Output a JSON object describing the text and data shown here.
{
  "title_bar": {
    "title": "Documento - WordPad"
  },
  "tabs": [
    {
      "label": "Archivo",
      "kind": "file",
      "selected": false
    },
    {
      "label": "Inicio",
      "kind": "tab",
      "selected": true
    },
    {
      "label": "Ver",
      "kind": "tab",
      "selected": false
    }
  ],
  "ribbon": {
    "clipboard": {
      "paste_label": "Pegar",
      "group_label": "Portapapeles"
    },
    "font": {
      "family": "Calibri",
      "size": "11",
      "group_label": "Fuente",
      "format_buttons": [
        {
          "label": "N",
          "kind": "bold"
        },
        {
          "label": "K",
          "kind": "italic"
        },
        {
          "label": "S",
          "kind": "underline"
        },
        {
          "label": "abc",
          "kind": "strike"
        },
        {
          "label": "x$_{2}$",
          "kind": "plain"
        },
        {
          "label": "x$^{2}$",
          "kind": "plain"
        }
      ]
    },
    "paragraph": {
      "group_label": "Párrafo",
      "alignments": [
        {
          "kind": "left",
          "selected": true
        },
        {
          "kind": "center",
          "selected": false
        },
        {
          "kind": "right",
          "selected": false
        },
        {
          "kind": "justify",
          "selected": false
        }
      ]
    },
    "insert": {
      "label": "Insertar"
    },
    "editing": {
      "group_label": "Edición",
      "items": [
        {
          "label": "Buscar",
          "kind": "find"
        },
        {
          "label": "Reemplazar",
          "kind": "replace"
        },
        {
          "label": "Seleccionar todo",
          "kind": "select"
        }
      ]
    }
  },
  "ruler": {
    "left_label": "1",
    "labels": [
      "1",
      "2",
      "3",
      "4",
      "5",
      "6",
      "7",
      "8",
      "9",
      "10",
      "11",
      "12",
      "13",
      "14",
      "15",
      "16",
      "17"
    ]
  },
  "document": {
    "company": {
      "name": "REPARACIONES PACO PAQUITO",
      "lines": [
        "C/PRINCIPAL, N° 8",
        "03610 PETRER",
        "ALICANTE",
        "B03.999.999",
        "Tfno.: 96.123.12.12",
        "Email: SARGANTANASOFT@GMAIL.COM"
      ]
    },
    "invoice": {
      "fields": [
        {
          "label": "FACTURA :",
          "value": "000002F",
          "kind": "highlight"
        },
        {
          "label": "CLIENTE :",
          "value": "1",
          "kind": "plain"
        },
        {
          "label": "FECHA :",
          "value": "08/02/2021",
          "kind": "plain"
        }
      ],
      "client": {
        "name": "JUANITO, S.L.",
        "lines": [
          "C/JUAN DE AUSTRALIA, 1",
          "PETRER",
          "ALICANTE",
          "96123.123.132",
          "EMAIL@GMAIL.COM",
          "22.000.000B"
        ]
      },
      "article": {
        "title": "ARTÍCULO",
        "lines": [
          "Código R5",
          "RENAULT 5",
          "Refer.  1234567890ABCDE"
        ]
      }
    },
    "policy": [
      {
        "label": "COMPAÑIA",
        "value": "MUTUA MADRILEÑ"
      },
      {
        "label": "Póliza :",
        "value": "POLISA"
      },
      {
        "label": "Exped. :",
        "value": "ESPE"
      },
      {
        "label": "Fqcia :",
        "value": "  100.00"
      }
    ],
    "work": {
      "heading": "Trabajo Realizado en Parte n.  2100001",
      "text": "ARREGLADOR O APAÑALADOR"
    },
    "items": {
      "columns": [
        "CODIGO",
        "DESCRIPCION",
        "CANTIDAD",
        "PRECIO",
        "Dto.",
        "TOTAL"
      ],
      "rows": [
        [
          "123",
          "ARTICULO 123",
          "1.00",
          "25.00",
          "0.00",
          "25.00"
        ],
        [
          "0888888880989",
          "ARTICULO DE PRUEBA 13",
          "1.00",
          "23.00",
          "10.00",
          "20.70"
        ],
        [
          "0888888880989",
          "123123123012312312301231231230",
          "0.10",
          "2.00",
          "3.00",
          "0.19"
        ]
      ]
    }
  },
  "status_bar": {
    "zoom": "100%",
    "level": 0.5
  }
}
⁂
**Directions**
Take the listing above and set it down exactly.

**Result of this exercise**
Output a JSON object describing the text and data shown here.
{
  "title_bar": {
    "title": "Documento - WordPad"
  },
  "tabs": [
    {
      "label": "Archivo",
      "kind": "file",
      "selected": false
    },
    {
      "label": "Inicio",
      "kind": "tab",
      "selected": true
    },
    {
      "label": "Ver",
      "kind": "tab",
      "selected": false
    }
  ],
  "ribbon": {
    "clipboard": {
      "paste_label": "Pegar",
      "group_label": "Portapapeles"
    },
    "font": {
      "family": "Calibri",
      "size": "11",
      "group_label": "Fuente",
      "format_buttons": [
        {
          "label": "N",
          "kind": "bold"
        },
        {
          "label": "K",
          "kind": "italic"
        },
        {
          "label": "S",
          "kind": "underline"
        },
        {
          "label": "abc",
          "kind": "strike"
        },
        {
          "label": "x$_{2}$",
          "kind": "plain"
        },
        {
          "label": "x$^{2}$",
          "kind": "plain"
        }
      ]
    },
    "paragraph": {
      "group_label": "Párrafo",
      "alignments": [
        {
          "kind": "left",
          "selected": true
        },
        {
          "kind": "center",
          "selected": false
        },
        {
          "kind": "right",
          "selected": false
        },
        {
          "kind": "justify",
          "selected": false
        }
      ]
    },
    "insert": {
      "label": "Insertar"
    },
    "editing": {
      "group_label": "Edición",
      "items": [
        {
          "label": "Buscar",
          "kind": "find"
        },
        {
          "label": "Reemplazar",
          "kind": "replace"
        },
        {
          "label": "Seleccionar todo",
          "kind": "select"
        }
      ]
    }
  },
  "ruler": {
    "left_label": "1",
    "labels": [
      "1",
      "2",
      "3",
      "4",
      "5",
      "6",
      "7",
      "8",
      "9",
      "10",
      "11",
      "12",
      "13",
      "14",
      "15",
      "16",
      "17"
    ]
  },
  "document": {
    "company": {
      "name": "REPARACIONES PACO PAQUITO",
      "lines": [
        "C/PRINCIPAL, N° 8",
        "03610 PETRER",
        "ALICANTE",
        "B03.999.999",
        "Tfno.: 96.123.12.12",
        "Email: SARGANTANASOFT@GMAIL.COM"
      ]
    },
    "invoice": {
      "fields": [
        {
          "label": "FACTURA :",
          "value": "000002F",
          "kind": "highlight"
        },
        {
          "label": "CLIENTE :",
          "value": "1",
          "kind": "plain"
        },
        {
          "label": "FECHA :",
          "value": "08/02/2021",
          "kind": "plain"
        }
      ],
      "client": {
        "name": "JUANITO, S.L.",
        "lines": [
          "C/JUAN DE AUSTRALIA, 1",
          "PETRER",
          "ALICANTE",
          "96123.123.132",
          "EMAIL@GMAIL.COM",
          "22.000.000B"
        ]
      },
      "article": {
        "title": "ARTÍCULO",
        "lines": [
          "Código R5",
          "RENAULT 5",
          "Refer.  1234567890ABCDE"
        ]
      }
    },
    "policy": [
      {
        "label": "COMPAÑIA",
        "value": "MUTUA MADRILEÑ"
      },
      {
        "label": "Póliza :",
        "value": "POLISA"
      },
      {
        "label": "Exped. :",
        "value": "ESPE"
      },
      {
        "label": "Fqcia :",
        "value": "  100.00"
      }
    ],
    "work": {
      "heading": "Trabajo Realizado en Parte n.  2100001",
      "text": "ARREGLADOR O APAÑALADOR"
    },
    "items": {
      "columns": [
        "CODIGO",
        "DESCRIPCION",
        "CANTIDAD",
        "PRECIO",
        "Dto.",
        "TOTAL"
      ],
      "rows": [
        [
          "123",
          "ARTICULO 123",
          "1.00",
          "25.00",
          "0.00",
          "25.00"
        ],
        [
          "0888888880989",
          "ARTICULO DE PRUEBA 13",
          "1.00",
          "23.00",
          "10.00",
          "20.70"
        ],
        [
          "0888888880989",
          "123123123012312312301231231230",
          "0.10",
          "2.00",
          "3.00",
          "0.19"
        ]
      ]
    }
  },
  "status_bar": {
    "zoom": "100%",
    "level": 0.5
  }
}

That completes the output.